** start of Records for this exercise **

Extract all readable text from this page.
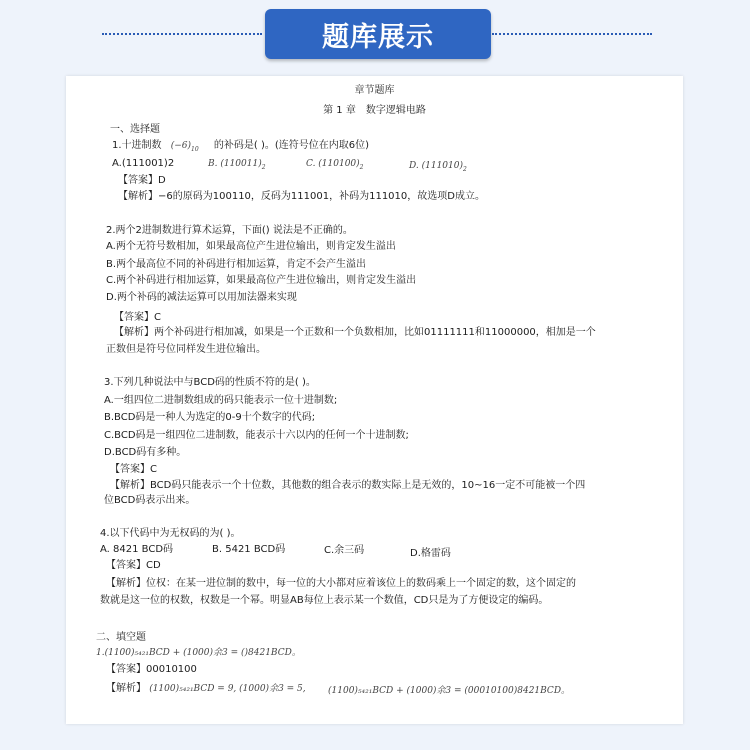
题库展示
章节题库
第 1 章　数字逻辑电路
一、选择题
1.十进制数 $(-6)_{10}$ 的补码是( )。(连符号位在内取6位)
A.(111001)2	B. $(110011)_2$	C. $(110100)_2$	D. $(111010)_2$
【答案】D
【解析】−6的原码为100110，反码为111001，补码为111010，故选项D成立。
2.两个2进制数进行算术运算，下面() 说法是不正确的。
A.两个无符号数相加，如果最高位产生进位输出，则肯定发生溢出
B.两个最高位不同的补码进行相加运算，肯定不会产生溢出
C.两个补码进行相加运算，如果最高位产生进位输出，则肯定发生溢出
D.两个补码的减法运算可以用加法器来实现
【答案】C
【解析】两个补码进行相加减，如果是一个正数和一个负数相加，比如01111111和11000000，相加是一个
正数但是符号位同样发生进位输出。
3.下列几种说法中与BCD码的性质不符的是( )。
A.一组四位二进制数组成的码只能表示一位十进制数;
B.BCD码是一种人为选定的0-9十个数字的代码;
C.BCD码是一组四位二进制数，能表示十六以内的任何一个十进制数;
D.BCD码有多种。
【答案】C
【解析】BCD码只能表示一个十位数，其他数的组合表示的数实际上是无效的，10~16一定不可能被一个四
位BCD码表示出来。
4.以下代码中为无权码的为( )。
A. 8421 BCD码	B. 5421 BCD码	C.余三码	D.格雷码
【答案】CD
【解析】位权：在某一进位制的数中，每一位的大小都对应着该位上的数码乘上一个固定的数，这个固定的
数就是这一位的权数，权数是一个幂。明显AB每位上表示某一个数值，CD只是为了方便设定的编码。
二、填空题
1.(1100)₅₄₂₁BCD + (1000)余3 = ()8421BCD。
【答案】00010100
【解析】 (1100)₅₄₂₁BCD = 9, (1000)余3 = 5, (1100)₅₄₂₁BCD + (1000)余3 = (00010100)8421BCD。
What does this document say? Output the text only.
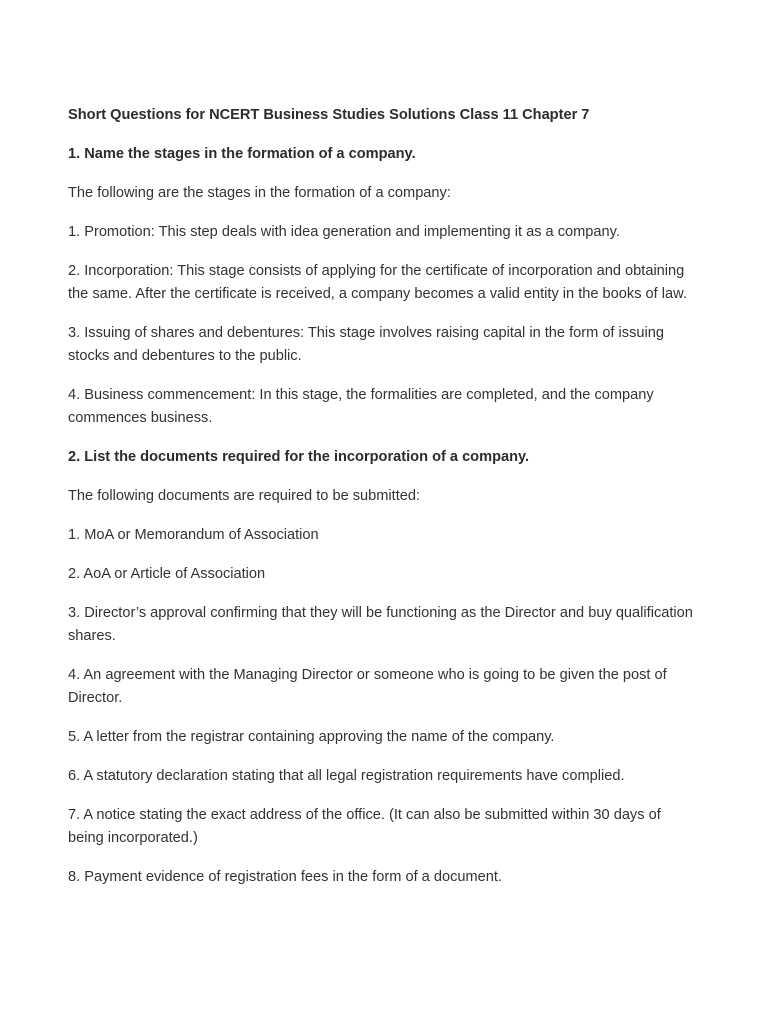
Short Questions for NCERT Business Studies Solutions Class 11 Chapter 7

1. Name the stages in the formation of a company.

The following are the stages in the formation of a company:

1. Promotion: This step deals with idea generation and implementing it as a company.

2. Incorporation: This stage consists of applying for the certificate of incorporation and obtaining the same. After the certificate is received, a company becomes a valid entity in the books of law.

3. Issuing of shares and debentures: This stage involves raising capital in the form of issuing stocks and debentures to the public.

4. Business commencement: In this stage, the formalities are completed, and the company commences business.

2. List the documents required for the incorporation of a company.

The following documents are required to be submitted:

1. MoA or Memorandum of Association

2. AoA or Article of Association

3. Director’s approval confirming that they will be functioning as the Director and buy qualification shares.

4. An agreement with the Managing Director or someone who is going to be given the post of Director.

5. A letter from the registrar containing approving the name of the company.

6. A statutory declaration stating that all legal registration requirements have complied.

7. A notice stating the exact address of the office. (It can also be submitted within 30 days of being incorporated.)

8. Payment evidence of registration fees in the form of a document.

** end of Records for this exercise **

## Task description
Ignore the images and quote every line of the listing exactly.

## Task response
Extract all readable text from this page.
题库展示
章节题库
第 1 章　数字逻辑电路
一、选择题
1.十进制数 $(-6)_{10}$ 的补码是( )。(连符号位在内取6位)
A.(111001)2	B. $(110011)_2$	C. $(110100)_2$	D. $(111010)_2$
【答案】D
【解析】−6的原码为100110，反码为111001，补码为111010，故选项D成立。
2.两个2进制数进行算术运算，下面() 说法是不正确的。
A.两个无符号数相加，如果最高位产生进位输出，则肯定发生溢出
B.两个最高位不同的补码进行相加运算，肯定不会产生溢出
C.两个补码进行相加运算，如果最高位产生进位输出，则肯定发生溢出
D.两个补码的减法运算可以用加法器来实现
【答案】C
【解析】两个补码进行相加减，如果是一个正数和一个负数相加，比如01111111和11000000，相加是一个
正数但是符号位同样发生进位输出。
3.下列几种说法中与BCD码的性质不符的是( )。
A.一组四位二进制数组成的码只能表示一位十进制数;
B.BCD码是一种人为选定的0-9十个数字的代码;
C.BCD码是一组四位二进制数，能表示十六以内的任何一个十进制数;
D.BCD码有多种。
【答案】C
【解析】BCD码只能表示一个十位数，其他数的组合表示的数实际上是无效的，10~16一定不可能被一个四
位BCD码表示出来。
4.以下代码中为无权码的为( )。
A. 8421 BCD码	B. 5421 BCD码	C.余三码	D.格雷码
【答案】CD
【解析】位权：在某一进位制的数中，每一位的大小都对应着该位上的数码乘上一个固定的数，这个固定的
数就是这一位的权数，权数是一个幂。明显AB每位上表示某一个数值，CD只是为了方便设定的编码。
二、填空题
1.(1100)₅₄₂₁BCD + (1000)余3 = ()8421BCD。
【答案】00010100
【解析】 (1100)₅₄₂₁BCD = 9, (1000)余3 = 5, (1100)₅₄₂₁BCD + (1000)余3 = (00010100)8421BCD。
What does this document say? Output the text only.
Short Questions for NCERT Business Studies Solutions Class 11 Chapter 7

1. Name the stages in the formation of a company.

The following are the stages in the formation of a company:

1. Promotion: This step deals with idea generation and implementing it as a company.

2. Incorporation: This stage consists of applying for the certificate of incorporation and obtaining the same. After the certificate is received, a company becomes a valid entity in the books of law.

3. Issuing of shares and debentures: This stage involves raising capital in the form of issuing stocks and debentures to the public.

4. Business commencement: In this stage, the formalities are completed, and the company commences business.

2. List the documents required for the incorporation of a company.

The following documents are required to be submitted:

1. MoA or Memorandum of Association

2. AoA or Article of Association

3. Director’s approval confirming that they will be functioning as the Director and buy qualification shares.

4. An agreement with the Managing Director or someone who is going to be given the post of Director.

5. A letter from the registrar containing approving the name of the company.

6. A statutory declaration stating that all legal registration requirements have complied.

7. A notice stating the exact address of the office. (It can also be submitted within 30 days of being incorporated.)

8. Payment evidence of registration fees in the form of a document.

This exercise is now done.